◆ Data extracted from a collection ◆
========================================================================

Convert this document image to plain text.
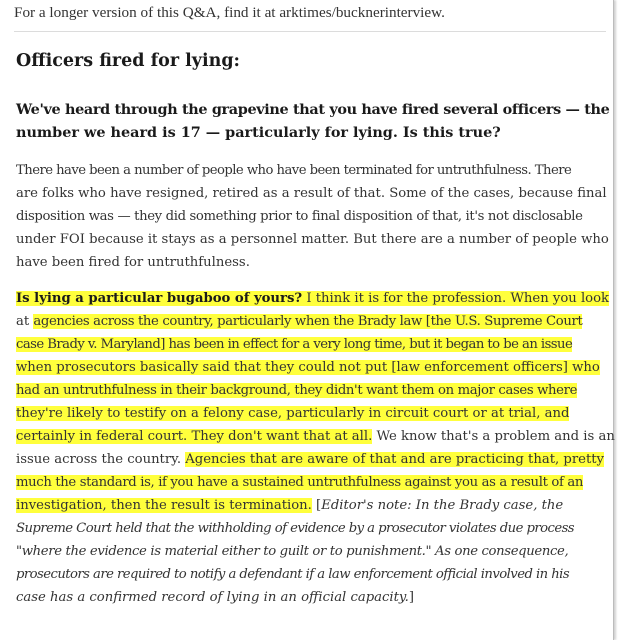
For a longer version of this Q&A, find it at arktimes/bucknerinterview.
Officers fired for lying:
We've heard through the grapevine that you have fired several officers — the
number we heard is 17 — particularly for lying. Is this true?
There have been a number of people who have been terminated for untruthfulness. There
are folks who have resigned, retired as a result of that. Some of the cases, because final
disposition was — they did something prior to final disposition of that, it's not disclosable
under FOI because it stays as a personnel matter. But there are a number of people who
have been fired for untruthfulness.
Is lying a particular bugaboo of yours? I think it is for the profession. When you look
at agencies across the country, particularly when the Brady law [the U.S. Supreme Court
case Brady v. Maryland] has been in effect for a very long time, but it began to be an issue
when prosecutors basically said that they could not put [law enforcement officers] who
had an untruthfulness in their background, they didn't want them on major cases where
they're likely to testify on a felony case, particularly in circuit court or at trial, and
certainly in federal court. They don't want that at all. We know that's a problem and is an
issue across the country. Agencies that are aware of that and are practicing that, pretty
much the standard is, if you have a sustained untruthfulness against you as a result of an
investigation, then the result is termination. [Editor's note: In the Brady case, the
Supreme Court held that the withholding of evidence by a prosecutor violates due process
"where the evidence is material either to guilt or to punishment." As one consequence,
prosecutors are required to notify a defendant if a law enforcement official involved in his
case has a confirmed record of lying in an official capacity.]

========================================================================

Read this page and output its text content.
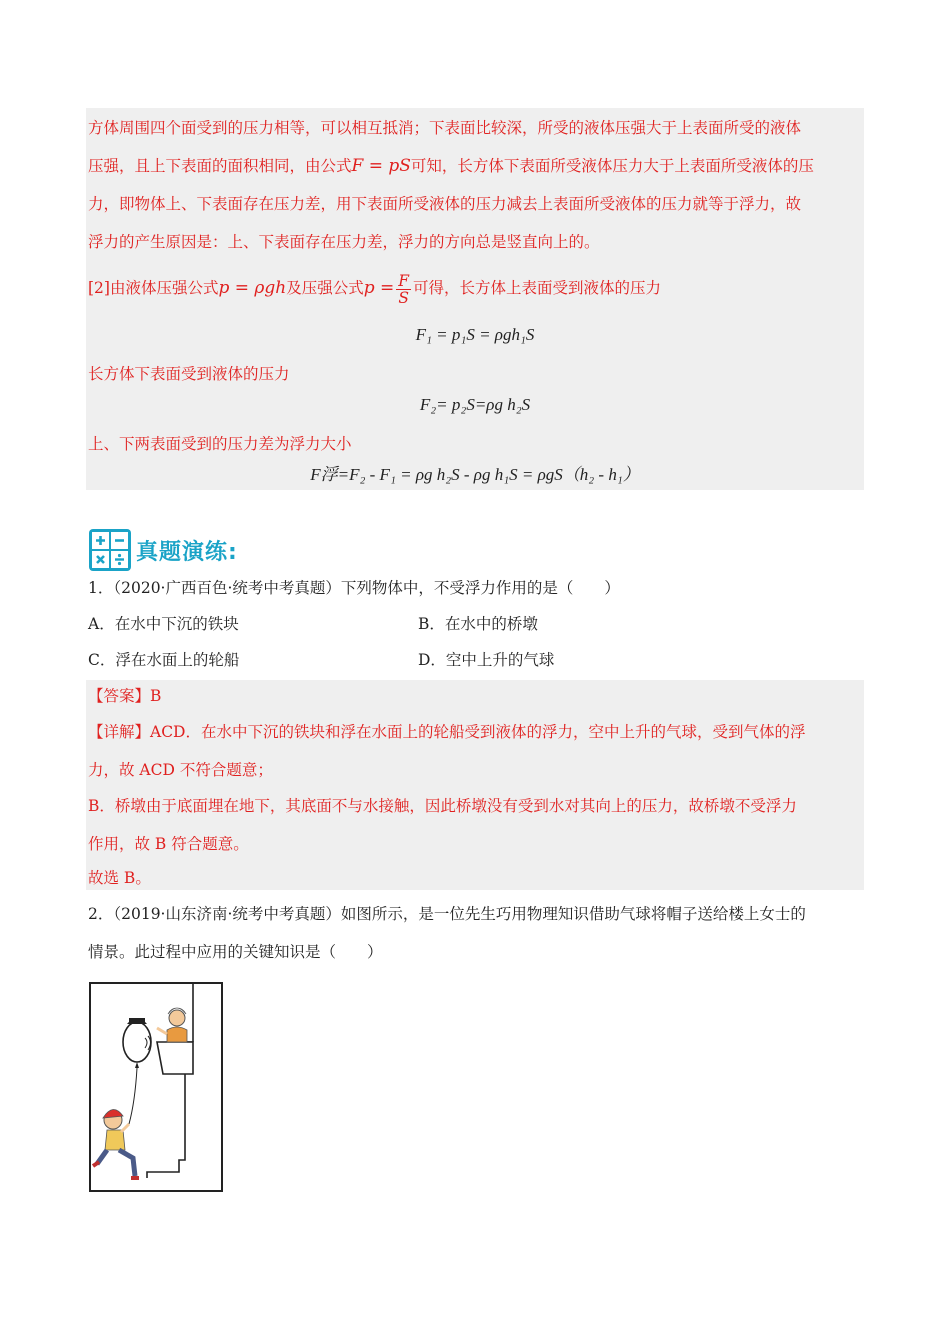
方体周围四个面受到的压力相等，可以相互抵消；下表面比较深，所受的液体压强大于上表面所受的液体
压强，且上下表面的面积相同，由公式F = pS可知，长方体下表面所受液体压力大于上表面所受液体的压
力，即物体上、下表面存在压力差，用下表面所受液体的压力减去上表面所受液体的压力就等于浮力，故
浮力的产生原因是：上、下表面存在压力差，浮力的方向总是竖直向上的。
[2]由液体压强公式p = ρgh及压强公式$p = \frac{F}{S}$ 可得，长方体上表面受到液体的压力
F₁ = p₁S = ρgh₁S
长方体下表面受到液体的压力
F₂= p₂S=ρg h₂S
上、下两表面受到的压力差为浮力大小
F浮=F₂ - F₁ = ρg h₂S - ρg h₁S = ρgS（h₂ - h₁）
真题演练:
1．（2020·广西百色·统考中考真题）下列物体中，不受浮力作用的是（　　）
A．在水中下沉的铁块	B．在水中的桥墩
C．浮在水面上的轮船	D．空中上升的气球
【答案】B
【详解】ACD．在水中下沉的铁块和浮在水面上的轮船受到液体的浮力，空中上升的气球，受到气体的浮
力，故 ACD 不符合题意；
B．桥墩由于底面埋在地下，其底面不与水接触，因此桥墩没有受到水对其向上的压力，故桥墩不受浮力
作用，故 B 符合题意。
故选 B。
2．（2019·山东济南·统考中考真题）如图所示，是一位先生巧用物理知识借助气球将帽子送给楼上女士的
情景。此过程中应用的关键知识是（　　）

========================================================================

◆ Set problem ◆
Only a number is wanted: how many lines above include "issue"?

◆ Response below ◆
2